→ **Records to use**

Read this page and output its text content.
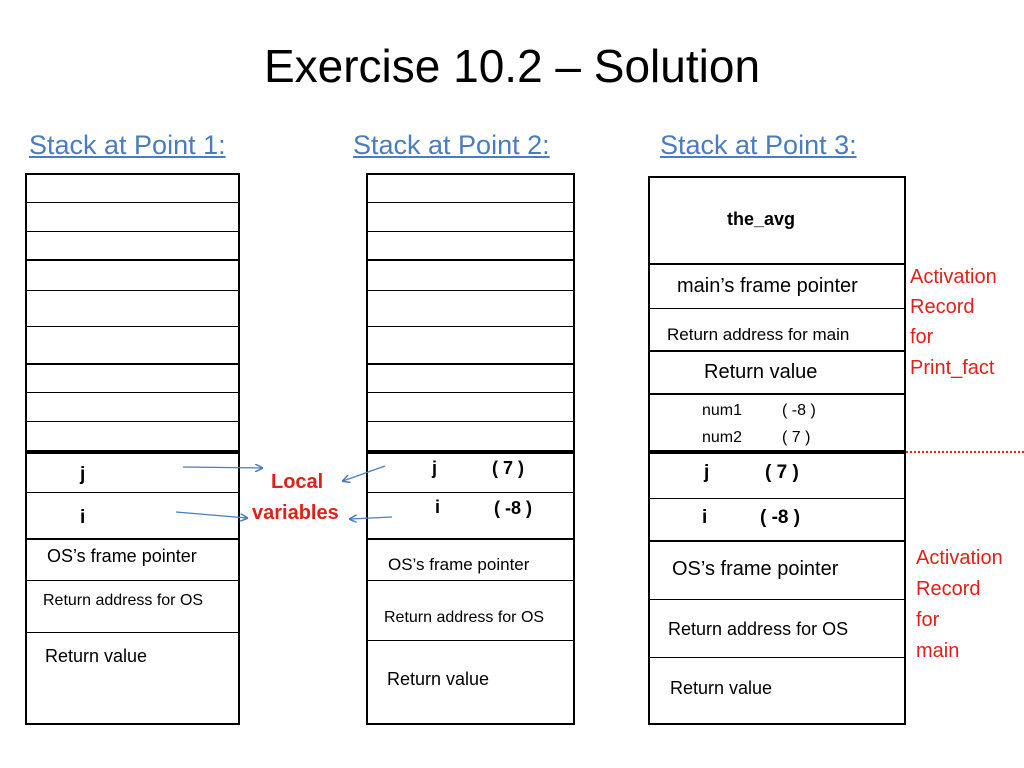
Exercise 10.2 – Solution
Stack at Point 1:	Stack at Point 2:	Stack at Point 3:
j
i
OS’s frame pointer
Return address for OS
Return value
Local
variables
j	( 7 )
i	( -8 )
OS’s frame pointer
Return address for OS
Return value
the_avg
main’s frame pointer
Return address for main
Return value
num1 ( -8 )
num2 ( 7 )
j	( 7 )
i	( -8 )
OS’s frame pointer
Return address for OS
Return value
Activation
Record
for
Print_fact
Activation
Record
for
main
---
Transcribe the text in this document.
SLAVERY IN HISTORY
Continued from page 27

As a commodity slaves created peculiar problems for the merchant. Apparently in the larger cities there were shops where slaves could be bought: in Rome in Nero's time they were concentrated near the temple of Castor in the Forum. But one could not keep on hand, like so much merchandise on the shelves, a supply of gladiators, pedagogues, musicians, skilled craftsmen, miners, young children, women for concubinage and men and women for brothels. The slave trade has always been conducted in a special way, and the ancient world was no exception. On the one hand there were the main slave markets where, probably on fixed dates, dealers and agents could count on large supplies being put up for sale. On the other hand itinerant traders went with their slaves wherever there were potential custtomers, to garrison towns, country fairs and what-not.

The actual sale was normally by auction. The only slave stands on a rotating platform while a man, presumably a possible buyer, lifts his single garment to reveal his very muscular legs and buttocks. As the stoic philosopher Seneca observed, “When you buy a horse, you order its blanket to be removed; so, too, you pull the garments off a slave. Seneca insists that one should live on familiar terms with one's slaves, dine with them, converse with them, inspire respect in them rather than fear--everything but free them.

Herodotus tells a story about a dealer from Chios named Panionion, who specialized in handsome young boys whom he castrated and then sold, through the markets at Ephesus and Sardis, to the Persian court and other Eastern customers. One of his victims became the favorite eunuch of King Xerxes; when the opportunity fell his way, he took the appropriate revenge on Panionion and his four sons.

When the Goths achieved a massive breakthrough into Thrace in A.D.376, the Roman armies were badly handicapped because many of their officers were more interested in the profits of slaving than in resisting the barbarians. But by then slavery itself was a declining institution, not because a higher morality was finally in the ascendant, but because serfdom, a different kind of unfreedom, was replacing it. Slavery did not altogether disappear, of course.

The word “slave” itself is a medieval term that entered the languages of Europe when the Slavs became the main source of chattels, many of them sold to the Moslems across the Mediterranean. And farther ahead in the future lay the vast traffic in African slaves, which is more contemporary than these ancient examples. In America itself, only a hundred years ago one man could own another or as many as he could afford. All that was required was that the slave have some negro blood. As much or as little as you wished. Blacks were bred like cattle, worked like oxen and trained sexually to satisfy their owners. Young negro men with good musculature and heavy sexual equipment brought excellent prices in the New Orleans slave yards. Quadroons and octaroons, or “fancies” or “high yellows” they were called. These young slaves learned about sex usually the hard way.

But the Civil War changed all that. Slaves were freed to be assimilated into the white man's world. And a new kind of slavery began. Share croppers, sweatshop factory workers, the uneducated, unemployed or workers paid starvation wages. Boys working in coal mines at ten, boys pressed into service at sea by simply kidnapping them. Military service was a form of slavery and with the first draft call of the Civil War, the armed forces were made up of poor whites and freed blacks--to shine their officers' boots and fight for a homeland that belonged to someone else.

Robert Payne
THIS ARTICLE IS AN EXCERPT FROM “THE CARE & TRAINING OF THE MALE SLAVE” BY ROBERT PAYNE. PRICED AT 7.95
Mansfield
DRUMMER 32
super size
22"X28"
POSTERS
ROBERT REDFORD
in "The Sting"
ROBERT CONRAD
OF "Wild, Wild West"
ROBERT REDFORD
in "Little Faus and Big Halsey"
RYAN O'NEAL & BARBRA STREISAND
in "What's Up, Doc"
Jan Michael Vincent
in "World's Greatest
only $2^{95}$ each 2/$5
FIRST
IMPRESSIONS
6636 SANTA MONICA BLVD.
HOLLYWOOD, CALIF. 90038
==
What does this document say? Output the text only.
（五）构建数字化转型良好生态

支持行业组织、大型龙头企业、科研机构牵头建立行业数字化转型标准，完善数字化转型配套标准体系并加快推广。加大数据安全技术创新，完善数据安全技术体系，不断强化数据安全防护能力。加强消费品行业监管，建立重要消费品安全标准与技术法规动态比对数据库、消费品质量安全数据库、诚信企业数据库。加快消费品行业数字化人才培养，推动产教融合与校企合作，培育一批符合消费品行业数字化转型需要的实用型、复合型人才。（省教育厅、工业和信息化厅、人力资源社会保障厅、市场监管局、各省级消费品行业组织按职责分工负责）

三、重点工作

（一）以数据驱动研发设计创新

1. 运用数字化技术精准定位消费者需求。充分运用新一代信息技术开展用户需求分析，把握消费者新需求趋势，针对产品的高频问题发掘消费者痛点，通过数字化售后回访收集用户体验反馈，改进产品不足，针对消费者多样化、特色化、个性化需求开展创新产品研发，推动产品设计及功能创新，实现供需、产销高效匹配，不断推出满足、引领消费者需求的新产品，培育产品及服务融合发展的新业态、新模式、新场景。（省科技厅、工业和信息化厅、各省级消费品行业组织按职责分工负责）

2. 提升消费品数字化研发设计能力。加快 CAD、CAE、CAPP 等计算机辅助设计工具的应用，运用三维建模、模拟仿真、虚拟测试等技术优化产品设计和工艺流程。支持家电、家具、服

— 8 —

→ **Set exercise**
Wherever the word "text" occurs in a line of the listing, copy that line.

→ **Task output**
Read this page and output its text content.
Transcribe the text in this document.
What does this document say? Output the text only.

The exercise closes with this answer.